== Exercise aim ==
Copy the records below without any change, starting at the very beginning and ending with the line containing "Text: Продукт: Продукт". Include that final line and nothing after it.

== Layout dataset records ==

## start

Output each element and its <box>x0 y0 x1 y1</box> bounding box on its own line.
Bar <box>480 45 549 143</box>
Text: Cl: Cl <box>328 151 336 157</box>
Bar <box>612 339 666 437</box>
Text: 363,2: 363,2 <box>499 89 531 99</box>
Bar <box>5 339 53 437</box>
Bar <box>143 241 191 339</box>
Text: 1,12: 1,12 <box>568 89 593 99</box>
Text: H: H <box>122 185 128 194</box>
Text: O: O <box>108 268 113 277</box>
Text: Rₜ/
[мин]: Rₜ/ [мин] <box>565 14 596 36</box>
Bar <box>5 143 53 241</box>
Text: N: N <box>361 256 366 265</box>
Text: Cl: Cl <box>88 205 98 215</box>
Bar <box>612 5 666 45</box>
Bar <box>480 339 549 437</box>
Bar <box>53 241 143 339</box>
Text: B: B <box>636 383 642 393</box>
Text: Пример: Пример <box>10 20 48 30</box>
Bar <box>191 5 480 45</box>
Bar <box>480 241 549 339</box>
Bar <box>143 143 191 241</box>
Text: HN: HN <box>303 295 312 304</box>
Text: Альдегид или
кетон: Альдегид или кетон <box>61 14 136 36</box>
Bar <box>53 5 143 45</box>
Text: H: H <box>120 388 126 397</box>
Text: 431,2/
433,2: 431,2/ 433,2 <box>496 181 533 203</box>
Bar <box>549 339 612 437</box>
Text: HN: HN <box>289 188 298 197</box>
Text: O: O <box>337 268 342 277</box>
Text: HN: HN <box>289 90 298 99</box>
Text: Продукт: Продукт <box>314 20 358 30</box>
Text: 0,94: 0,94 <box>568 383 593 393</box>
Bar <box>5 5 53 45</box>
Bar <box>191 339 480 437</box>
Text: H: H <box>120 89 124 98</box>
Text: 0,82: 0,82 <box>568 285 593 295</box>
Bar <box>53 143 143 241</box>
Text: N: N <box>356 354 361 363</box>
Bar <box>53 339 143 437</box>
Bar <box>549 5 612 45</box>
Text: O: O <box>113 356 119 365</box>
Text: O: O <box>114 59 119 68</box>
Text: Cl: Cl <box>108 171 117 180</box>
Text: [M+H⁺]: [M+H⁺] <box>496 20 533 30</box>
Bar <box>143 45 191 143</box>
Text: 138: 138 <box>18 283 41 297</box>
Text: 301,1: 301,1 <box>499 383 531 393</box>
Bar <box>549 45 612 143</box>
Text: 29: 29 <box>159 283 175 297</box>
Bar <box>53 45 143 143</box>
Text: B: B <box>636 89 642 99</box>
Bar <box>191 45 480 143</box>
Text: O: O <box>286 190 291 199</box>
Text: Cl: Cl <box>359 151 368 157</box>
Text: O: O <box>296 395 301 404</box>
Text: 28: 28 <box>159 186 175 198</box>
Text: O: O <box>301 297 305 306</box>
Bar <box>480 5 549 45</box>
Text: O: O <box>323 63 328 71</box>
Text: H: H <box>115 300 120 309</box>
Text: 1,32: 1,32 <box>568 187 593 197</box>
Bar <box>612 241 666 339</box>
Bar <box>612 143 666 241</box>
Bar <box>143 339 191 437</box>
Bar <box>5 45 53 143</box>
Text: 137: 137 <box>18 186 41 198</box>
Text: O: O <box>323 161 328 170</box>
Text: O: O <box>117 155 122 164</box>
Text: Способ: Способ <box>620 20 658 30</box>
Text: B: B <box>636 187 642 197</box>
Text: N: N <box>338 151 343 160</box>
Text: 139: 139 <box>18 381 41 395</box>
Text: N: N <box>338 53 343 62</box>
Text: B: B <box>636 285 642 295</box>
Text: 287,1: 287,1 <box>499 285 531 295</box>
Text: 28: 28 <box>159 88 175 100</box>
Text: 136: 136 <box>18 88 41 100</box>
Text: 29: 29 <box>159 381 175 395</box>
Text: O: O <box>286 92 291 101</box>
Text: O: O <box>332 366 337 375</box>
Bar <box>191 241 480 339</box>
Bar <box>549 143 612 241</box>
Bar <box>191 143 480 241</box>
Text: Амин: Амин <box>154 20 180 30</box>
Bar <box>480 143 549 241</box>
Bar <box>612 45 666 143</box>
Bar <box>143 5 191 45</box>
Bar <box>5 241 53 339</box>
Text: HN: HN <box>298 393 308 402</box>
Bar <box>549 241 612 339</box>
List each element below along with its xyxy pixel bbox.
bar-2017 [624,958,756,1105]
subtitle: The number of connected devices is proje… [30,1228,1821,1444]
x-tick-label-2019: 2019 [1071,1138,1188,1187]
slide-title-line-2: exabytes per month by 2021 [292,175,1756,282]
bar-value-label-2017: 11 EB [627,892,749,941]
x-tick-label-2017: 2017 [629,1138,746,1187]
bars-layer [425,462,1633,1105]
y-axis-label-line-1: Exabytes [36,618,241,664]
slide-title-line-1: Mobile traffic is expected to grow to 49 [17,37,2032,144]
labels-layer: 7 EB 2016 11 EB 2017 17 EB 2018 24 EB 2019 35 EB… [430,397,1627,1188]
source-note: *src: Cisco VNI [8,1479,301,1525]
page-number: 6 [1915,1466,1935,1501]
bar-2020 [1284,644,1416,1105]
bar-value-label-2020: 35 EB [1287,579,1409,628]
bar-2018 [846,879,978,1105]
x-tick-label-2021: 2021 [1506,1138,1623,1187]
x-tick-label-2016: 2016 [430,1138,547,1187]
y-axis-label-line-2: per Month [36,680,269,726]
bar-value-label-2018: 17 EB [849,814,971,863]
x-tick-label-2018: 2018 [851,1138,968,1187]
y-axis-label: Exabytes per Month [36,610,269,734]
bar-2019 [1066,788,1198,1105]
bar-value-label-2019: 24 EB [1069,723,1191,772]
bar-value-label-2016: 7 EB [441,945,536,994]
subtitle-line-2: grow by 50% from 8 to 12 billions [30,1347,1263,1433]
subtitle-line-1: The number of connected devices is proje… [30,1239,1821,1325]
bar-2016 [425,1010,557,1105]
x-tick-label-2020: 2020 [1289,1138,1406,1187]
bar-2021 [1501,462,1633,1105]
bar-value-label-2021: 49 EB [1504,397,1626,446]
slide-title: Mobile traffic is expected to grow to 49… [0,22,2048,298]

## end

== Full output ==
Output each element and its <box>x0 y0 x1 y1</box> bounding box on its own line.
Bar <box>480 45 549 143</box>
Text: Cl: Cl <box>328 151 336 157</box>
Bar <box>612 339 666 437</box>
Text: 363,2: 363,2 <box>499 89 531 99</box>
Bar <box>5 339 53 437</box>
Bar <box>143 241 191 339</box>
Text: 1,12: 1,12 <box>568 89 593 99</box>
Text: H: H <box>122 185 128 194</box>
Text: O: O <box>108 268 113 277</box>
Text: Rₜ/
[мин]: Rₜ/ [мин] <box>565 14 596 36</box>
Bar <box>5 143 53 241</box>
Text: N: N <box>361 256 366 265</box>
Text: Cl: Cl <box>88 205 98 215</box>
Bar <box>612 5 666 45</box>
Bar <box>480 339 549 437</box>
Bar <box>53 241 143 339</box>
Text: B: B <box>636 383 642 393</box>
Text: Пример: Пример <box>10 20 48 30</box>
Bar <box>191 5 480 45</box>
Bar <box>480 241 549 339</box>
Bar <box>143 143 191 241</box>
Text: HN: HN <box>303 295 312 304</box>
Text: Альдегид или
кетон: Альдегид или кетон <box>61 14 136 36</box>
Bar <box>53 5 143 45</box>
Text: H: H <box>120 388 126 397</box>
Text: 431,2/
433,2: 431,2/ 433,2 <box>496 181 533 203</box>
Bar <box>549 339 612 437</box>
Text: HN: HN <box>289 188 298 197</box>
Text: O: O <box>337 268 342 277</box>
Text: HN: HN <box>289 90 298 99</box>
Text: Продукт: Продукт <box>314 20 358 30</box>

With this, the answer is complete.